(Data entries for graphics)

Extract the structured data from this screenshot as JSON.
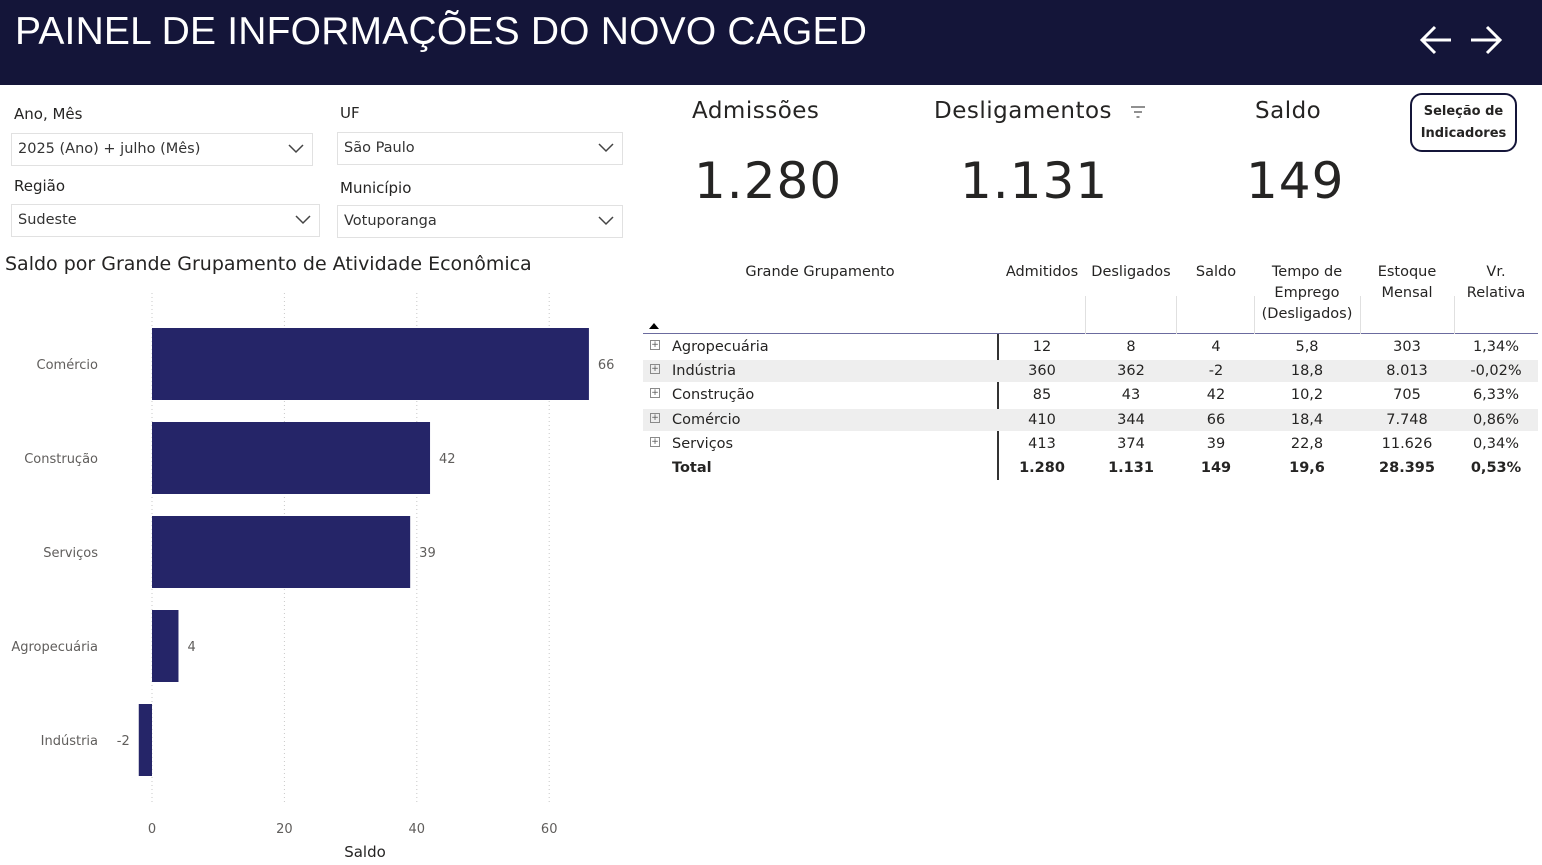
{
  "header": {
    "title": "PAINEL DE INFORMAÇÕES DO NOVO CAGED",
    "back_icon": "arrow-left-icon",
    "forward_icon": "arrow-right-icon"
  },
  "filters": {
    "ano_mes": {
      "label": "Ano, Mês",
      "value": "2025 (Ano) + julho (Mês)"
    },
    "uf": {
      "label": "UF",
      "value": "São Paulo"
    },
    "regiao": {
      "label": "Região",
      "value": "Sudeste"
    },
    "municipio": {
      "label": "Município",
      "value": "Votuporanga"
    }
  },
  "kpis": {
    "admissoes": {
      "label": "Admissões",
      "value": "1.280"
    },
    "desligamentos": {
      "label": "Desligamentos",
      "value": "1.131"
    },
    "saldo": {
      "label": "Saldo",
      "value": "149"
    }
  },
  "selection_button": {
    "line1": "Seleção de",
    "line2": "Indicadores"
  },
  "chart_data": {
    "type": "bar",
    "orientation": "horizontal",
    "title": "Saldo por Grande Grupamento de Atividade Econômica",
    "categories": [
      "Comércio",
      "Construção",
      "Serviços",
      "Agropecuária",
      "Indústria"
    ],
    "values": [
      66,
      42,
      39,
      4,
      -2
    ],
    "xlabel": "Saldo",
    "ylabel": "",
    "xticks": [
      0,
      20,
      40,
      60
    ],
    "xlim": [
      -2,
      70
    ],
    "grid": "vertical dotted",
    "bar_color": "#252568"
  },
  "table": {
    "headers": {
      "name": "Grande Grupamento",
      "admitidos": "Admitidos",
      "desligados": "Desligados",
      "saldo": "Saldo",
      "tempo_l1": "Tempo de",
      "tempo_l2": "Emprego",
      "tempo_l3": "(Desligados)",
      "estoque_l1": "Estoque",
      "estoque_l2": "Mensal",
      "vr_l1": "Vr.",
      "vr_l2": "Relativa"
    },
    "rows": [
      {
        "name": "Agropecuária",
        "admitidos": "12",
        "desligados": "8",
        "saldo": "4",
        "tempo": "5,8",
        "estoque": "303",
        "vr": "1,34%"
      },
      {
        "name": "Indústria",
        "admitidos": "360",
        "desligados": "362",
        "saldo": "-2",
        "tempo": "18,8",
        "estoque": "8.013",
        "vr": "-0,02%"
      },
      {
        "name": "Construção",
        "admitidos": "85",
        "desligados": "43",
        "saldo": "42",
        "tempo": "10,2",
        "estoque": "705",
        "vr": "6,33%"
      },
      {
        "name": "Comércio",
        "admitidos": "410",
        "desligados": "344",
        "saldo": "66",
        "tempo": "18,4",
        "estoque": "7.748",
        "vr": "0,86%"
      },
      {
        "name": "Serviços",
        "admitidos": "413",
        "desligados": "374",
        "saldo": "39",
        "tempo": "22,8",
        "estoque": "11.626",
        "vr": "0,34%"
      }
    ],
    "total": {
      "name": "Total",
      "admitidos": "1.280",
      "desligados": "1.131",
      "saldo": "149",
      "tempo": "19,6",
      "estoque": "28.395",
      "vr": "0,53%"
    }
  },
  "colors": {
    "header_bg": "#141539",
    "bar": "#252568",
    "row_stripe": "#eeeeee"
  }
}
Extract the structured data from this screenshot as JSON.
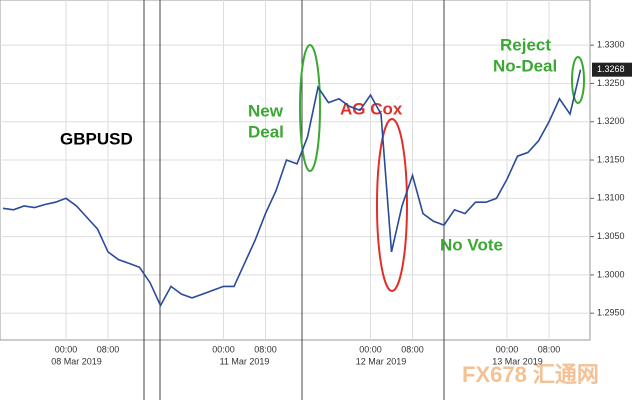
{
  "chart_data": {
    "type": "line",
    "title": "GBPUSD",
    "categories": [
      null,
      null,
      null,
      null,
      null,
      null,
      "00:00",
      null,
      null,
      null,
      "08:00",
      null,
      null,
      null,
      null,
      null,
      null,
      null,
      null,
      null,
      null,
      "00:00",
      null,
      null,
      null,
      "08:00",
      null,
      null,
      null,
      null,
      null,
      null,
      null,
      null,
      null,
      "00:00",
      null,
      null,
      null,
      "08:00",
      null,
      null,
      null,
      null,
      null,
      null,
      null,
      null,
      "00:00",
      null,
      null,
      null,
      "08:00",
      null,
      null,
      null
    ],
    "day_labels": [
      null,
      null,
      null,
      null,
      null,
      null,
      null,
      "08 Mar 2019",
      null,
      null,
      null,
      null,
      null,
      null,
      null,
      null,
      null,
      null,
      null,
      null,
      null,
      null,
      null,
      "11 Mar 2019",
      null,
      null,
      null,
      null,
      null,
      null,
      null,
      null,
      null,
      null,
      null,
      null,
      "12 Mar 2019",
      null,
      null,
      null,
      null,
      null,
      null,
      null,
      null,
      null,
      null,
      null,
      null,
      "13 Mar 2019",
      null,
      null,
      null,
      null,
      null,
      null
    ],
    "series": [
      {
        "name": "GBPUSD",
        "color": "#2a4a9a",
        "values": [
          1.3087,
          1.3085,
          1.309,
          1.3088,
          1.3092,
          1.3095,
          1.31,
          1.309,
          1.3075,
          1.306,
          1.303,
          1.302,
          1.3015,
          1.301,
          1.299,
          1.296,
          1.2985,
          1.2975,
          1.297,
          1.2975,
          1.298,
          1.2985,
          1.2985,
          1.3015,
          1.3045,
          1.308,
          1.311,
          1.315,
          1.3145,
          1.318,
          1.3245,
          1.3225,
          1.323,
          1.322,
          1.3215,
          1.3235,
          1.321,
          1.303,
          1.309,
          1.313,
          1.308,
          1.307,
          1.3065,
          1.3085,
          1.308,
          1.3095,
          1.3095,
          1.31,
          1.3125,
          1.3155,
          1.316,
          1.3175,
          1.32,
          1.323,
          1.321,
          1.3268
        ],
        "value_labels": [
          null,
          null,
          null,
          null,
          null,
          null,
          null,
          null,
          null,
          null,
          null,
          null,
          null,
          null,
          null,
          null,
          null,
          null,
          null,
          null,
          null,
          null,
          null,
          null,
          null,
          null,
          null,
          null,
          null,
          null,
          null,
          null,
          null,
          null,
          null,
          null,
          null,
          null,
          null,
          null,
          null,
          null,
          null,
          null,
          null,
          null,
          null,
          null,
          null,
          null,
          null,
          null,
          null,
          null,
          null,
          "1.3268"
        ]
      }
    ],
    "ylim": [
      1.2915,
      1.3359
    ],
    "yticks": [
      {
        "value": 1.295,
        "label": "1.2950"
      },
      {
        "value": 1.3,
        "label": "1.3000"
      },
      {
        "value": 1.305,
        "label": "1.3050"
      },
      {
        "value": 1.31,
        "label": "1.3100"
      },
      {
        "value": 1.315,
        "label": "1.3150"
      },
      {
        "value": 1.32,
        "label": "1.3200"
      },
      {
        "value": 1.325,
        "label": "1.3250"
      },
      {
        "value": 1.33,
        "label": "1.3300"
      }
    ],
    "grid": true,
    "annotations": {
      "new_deal": [
        "New",
        "Deal"
      ],
      "ag_cox": "AG Cox",
      "no_vote": "No Vote",
      "reject": [
        "Reject",
        "No-Deal"
      ]
    },
    "watermark": "FX678 汇通网"
  }
}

* TASK DESCRIPTION:
Scan the listing above. Collect all lines with the word "arrow".

* WRITTEN ANSWER:
    "back_icon": "arrow-left-icon",
    "forward_icon": "arrow-right-icon"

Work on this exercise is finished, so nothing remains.